▶ **KURZAUFGABE 1**
Gib die Einträge unverändert aus, beginnend beim ersten Eintrag bis einschließlich der Zeile mit „boot-log-line: [67, 152, 380, 168]“.

▶ **DOKUMENT**
20 Jahre
TREND
Onlinezeitung
Wir wollen nicht ein Stück vom Kuchen
wir wollen die ganze Bäckerei
29.1.-31.1.2016: Ein
Veranstaltungswochenende über Programm und Politik
K9 - Kinzigstr. 9, 10245 Berlin
(U-Bhf. Samariterstrasse)
Die Veranstaltungen
anlässlich des 10- und 15jährigen Erscheinens von TREND dienten jeweils
zur Beschäftigung mit Fragen, die nach Meinung von Herausgeber*innenkreis
und Redaktion für eine sozialemanzipatorische Politik von zentraler
Bedeutung sind. Dies soll auch die Leitlinie für die Veranstaltungen zum
20jährigen Bestehen von TREND sein.

▶ **KURZAUFGABE 2**
Liste sämtliche Jubiläen von TREND auf, die das Dokument nennt.

▶ **DATENSATZ**
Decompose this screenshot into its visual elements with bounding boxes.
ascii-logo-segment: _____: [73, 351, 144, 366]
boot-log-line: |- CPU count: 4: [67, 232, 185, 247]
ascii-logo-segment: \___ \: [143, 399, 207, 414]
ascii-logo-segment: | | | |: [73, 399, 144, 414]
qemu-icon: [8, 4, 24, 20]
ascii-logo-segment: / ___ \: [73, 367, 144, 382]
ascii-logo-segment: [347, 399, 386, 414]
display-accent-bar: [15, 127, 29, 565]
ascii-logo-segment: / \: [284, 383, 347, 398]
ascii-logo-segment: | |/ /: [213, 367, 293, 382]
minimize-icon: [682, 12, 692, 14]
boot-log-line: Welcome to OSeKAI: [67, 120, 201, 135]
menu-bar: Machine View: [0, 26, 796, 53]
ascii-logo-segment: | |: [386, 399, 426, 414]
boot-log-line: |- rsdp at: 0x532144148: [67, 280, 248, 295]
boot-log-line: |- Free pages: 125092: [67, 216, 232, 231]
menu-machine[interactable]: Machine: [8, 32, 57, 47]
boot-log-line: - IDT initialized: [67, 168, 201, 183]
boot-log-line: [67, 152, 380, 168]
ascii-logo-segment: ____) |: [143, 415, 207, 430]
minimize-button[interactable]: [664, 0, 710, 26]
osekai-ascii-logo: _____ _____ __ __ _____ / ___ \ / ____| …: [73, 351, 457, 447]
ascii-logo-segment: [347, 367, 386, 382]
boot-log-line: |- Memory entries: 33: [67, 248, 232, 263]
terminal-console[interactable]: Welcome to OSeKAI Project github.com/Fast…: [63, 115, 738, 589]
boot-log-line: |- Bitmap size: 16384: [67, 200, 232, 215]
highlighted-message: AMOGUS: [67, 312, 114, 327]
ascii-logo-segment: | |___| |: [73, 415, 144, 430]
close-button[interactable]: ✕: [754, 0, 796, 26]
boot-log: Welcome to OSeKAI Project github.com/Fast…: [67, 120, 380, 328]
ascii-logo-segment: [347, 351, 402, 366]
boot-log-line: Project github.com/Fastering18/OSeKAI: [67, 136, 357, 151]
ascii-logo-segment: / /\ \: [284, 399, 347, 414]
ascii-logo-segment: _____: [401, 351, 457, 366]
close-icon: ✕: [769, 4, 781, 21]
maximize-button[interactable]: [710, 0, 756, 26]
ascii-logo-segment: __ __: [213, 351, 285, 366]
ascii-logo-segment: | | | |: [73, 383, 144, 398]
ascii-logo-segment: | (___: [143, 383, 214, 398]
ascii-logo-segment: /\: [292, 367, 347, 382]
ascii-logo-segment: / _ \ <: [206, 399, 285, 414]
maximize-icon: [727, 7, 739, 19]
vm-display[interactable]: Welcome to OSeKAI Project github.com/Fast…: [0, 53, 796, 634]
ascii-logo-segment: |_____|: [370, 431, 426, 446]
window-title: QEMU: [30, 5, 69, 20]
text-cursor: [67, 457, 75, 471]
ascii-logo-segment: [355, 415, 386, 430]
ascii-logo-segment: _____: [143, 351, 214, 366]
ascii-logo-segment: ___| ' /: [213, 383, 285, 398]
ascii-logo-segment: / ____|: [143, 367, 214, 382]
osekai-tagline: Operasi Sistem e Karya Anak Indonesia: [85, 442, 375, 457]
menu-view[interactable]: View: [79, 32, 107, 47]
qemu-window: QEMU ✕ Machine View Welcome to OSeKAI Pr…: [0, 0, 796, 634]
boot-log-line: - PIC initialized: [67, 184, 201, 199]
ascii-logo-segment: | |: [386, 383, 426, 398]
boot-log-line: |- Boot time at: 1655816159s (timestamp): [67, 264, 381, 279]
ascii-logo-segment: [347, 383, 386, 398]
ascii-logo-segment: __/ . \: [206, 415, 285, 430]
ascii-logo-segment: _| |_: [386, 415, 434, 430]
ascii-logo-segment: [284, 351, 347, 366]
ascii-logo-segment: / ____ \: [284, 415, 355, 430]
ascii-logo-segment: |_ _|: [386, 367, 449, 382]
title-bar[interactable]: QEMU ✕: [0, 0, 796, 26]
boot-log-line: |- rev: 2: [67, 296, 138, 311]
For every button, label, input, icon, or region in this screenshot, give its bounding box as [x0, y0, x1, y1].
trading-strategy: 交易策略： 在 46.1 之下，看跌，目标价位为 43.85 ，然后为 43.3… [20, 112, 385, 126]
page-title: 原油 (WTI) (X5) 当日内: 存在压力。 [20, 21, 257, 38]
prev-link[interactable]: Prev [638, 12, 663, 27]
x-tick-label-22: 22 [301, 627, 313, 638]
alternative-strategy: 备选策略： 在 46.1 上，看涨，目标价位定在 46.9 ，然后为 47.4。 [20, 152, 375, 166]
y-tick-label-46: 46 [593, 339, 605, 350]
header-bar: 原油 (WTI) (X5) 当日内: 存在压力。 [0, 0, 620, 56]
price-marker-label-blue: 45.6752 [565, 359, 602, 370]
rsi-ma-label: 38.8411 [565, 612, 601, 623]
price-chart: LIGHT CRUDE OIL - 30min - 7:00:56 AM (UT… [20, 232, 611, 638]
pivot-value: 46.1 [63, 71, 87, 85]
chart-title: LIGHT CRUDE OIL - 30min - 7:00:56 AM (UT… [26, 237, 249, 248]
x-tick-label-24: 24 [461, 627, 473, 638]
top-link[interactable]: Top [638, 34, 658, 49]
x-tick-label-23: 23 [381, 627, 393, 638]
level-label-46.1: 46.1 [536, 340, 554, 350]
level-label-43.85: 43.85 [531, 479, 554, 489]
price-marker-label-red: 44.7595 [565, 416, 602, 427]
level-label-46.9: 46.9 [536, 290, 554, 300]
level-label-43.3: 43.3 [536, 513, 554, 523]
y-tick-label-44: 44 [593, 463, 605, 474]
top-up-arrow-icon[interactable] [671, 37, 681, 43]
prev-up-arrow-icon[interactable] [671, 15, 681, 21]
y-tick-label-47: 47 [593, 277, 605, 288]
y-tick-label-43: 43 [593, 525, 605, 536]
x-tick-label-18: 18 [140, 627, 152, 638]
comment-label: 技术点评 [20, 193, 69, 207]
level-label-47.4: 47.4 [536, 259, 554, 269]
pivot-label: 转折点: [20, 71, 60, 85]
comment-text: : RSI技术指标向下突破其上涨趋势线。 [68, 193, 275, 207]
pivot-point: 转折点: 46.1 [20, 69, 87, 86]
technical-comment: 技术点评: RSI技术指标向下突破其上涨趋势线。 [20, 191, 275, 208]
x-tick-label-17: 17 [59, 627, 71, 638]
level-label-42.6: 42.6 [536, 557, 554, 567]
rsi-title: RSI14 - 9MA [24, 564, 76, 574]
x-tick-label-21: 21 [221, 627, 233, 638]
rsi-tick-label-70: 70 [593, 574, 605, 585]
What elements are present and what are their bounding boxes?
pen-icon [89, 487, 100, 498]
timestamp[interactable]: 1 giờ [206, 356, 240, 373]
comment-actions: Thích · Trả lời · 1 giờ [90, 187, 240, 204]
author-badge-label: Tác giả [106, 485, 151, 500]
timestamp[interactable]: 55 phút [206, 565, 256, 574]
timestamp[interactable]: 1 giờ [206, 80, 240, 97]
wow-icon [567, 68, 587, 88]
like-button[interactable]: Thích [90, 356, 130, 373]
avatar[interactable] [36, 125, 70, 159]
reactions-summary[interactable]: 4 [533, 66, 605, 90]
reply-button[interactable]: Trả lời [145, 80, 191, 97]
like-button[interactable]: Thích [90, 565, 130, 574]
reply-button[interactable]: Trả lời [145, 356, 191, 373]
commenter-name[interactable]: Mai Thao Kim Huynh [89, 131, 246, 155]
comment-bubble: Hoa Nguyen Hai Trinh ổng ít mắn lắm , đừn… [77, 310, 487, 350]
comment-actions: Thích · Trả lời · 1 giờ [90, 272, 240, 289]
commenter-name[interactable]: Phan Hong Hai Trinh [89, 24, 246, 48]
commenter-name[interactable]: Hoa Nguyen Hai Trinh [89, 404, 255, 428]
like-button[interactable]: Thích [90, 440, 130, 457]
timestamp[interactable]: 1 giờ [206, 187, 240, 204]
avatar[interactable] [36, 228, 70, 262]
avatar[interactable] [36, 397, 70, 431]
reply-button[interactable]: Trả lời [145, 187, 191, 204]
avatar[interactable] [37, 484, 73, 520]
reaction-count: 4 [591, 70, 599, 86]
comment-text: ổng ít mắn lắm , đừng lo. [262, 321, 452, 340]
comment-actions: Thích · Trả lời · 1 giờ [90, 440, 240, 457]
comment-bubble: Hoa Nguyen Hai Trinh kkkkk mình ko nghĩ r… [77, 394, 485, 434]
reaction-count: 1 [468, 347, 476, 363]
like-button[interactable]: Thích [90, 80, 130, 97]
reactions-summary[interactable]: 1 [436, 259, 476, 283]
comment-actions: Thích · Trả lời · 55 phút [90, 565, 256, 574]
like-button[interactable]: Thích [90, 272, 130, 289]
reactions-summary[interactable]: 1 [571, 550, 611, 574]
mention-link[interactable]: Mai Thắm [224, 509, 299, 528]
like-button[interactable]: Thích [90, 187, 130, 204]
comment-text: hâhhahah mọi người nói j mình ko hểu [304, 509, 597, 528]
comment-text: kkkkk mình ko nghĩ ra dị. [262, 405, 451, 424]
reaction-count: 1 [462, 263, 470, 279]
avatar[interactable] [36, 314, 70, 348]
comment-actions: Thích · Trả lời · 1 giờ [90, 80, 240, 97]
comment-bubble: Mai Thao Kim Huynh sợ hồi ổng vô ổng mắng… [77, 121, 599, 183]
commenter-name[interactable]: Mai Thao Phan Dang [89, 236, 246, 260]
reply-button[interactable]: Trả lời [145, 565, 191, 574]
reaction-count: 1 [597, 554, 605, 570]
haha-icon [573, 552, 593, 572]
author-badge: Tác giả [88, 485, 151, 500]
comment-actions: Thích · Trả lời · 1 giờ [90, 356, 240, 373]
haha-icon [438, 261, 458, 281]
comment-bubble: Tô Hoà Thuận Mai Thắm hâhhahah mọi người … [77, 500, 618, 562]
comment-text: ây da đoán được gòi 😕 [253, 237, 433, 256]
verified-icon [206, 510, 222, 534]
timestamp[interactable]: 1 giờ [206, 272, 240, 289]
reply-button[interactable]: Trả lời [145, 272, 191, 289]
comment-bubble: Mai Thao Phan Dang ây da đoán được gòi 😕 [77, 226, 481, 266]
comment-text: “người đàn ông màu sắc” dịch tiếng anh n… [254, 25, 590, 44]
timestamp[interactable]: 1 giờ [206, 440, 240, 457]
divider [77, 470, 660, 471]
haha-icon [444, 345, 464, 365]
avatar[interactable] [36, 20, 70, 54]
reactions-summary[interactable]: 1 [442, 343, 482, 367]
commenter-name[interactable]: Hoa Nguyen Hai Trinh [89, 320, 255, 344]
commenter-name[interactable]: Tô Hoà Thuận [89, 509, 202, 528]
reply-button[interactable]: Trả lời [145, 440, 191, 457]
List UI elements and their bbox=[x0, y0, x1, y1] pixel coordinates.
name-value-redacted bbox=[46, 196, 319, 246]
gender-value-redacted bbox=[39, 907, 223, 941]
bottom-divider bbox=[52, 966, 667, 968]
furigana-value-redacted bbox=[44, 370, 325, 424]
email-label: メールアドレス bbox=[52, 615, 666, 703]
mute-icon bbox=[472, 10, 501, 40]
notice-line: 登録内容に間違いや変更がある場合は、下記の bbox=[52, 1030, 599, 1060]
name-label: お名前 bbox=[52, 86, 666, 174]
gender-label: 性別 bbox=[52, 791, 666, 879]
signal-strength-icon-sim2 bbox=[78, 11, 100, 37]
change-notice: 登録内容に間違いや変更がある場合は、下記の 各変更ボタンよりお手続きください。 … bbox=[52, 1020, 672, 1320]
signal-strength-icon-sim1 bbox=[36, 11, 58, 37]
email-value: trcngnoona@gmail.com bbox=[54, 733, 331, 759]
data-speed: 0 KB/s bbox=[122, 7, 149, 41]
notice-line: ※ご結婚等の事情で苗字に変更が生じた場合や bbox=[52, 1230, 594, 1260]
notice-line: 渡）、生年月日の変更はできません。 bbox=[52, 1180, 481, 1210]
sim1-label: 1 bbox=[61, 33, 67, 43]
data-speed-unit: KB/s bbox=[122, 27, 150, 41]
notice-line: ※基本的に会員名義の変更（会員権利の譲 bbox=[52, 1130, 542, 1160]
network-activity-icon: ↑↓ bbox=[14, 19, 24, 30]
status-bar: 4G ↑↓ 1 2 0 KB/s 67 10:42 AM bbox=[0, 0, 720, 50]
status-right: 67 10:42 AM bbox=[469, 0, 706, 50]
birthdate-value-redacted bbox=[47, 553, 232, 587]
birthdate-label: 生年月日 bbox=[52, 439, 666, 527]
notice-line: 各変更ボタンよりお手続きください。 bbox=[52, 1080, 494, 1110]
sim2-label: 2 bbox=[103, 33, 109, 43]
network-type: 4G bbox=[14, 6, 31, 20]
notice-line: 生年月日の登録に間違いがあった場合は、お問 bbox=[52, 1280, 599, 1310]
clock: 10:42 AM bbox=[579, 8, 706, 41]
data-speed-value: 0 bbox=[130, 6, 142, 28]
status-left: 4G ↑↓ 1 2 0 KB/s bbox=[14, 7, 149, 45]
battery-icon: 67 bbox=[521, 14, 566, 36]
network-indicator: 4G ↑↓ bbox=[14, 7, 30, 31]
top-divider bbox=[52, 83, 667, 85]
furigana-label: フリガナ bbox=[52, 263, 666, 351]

▶ **ERGEBNIS 1**
Decompose this screenshot into its visual elements with bounding boxes.
ascii-logo-segment: _____: [73, 351, 144, 366]
boot-log-line: |- CPU count: 4: [67, 232, 185, 247]
ascii-logo-segment: \___ \: [143, 399, 207, 414]
ascii-logo-segment: | | | |: [73, 399, 144, 414]
qemu-icon: [8, 4, 24, 20]
ascii-logo-segment: / ___ \: [73, 367, 144, 382]
ascii-logo-segment: [347, 399, 386, 414]
display-accent-bar: [15, 127, 29, 565]
ascii-logo-segment: / \: [284, 383, 347, 398]
ascii-logo-segment: | |/ /: [213, 367, 293, 382]
minimize-icon: [682, 12, 692, 14]
boot-log-line: Welcome to OSeKAI: [67, 120, 201, 135]
menu-bar: Machine View: [0, 26, 796, 53]
ascii-logo-segment: | |: [386, 399, 426, 414]
boot-log-line: |- rsdp at: 0x532144148: [67, 280, 248, 295]
boot-log-line: |- Free pages: 125092: [67, 216, 232, 231]
menu-machine[interactable]: Machine: [8, 32, 57, 47]
boot-log-line: - IDT initialized: [67, 168, 201, 183]
boot-log-line: [67, 152, 380, 168]

▶ **ERGEBNIS 2**
10 Jahre
15 Jahre
20 Jahre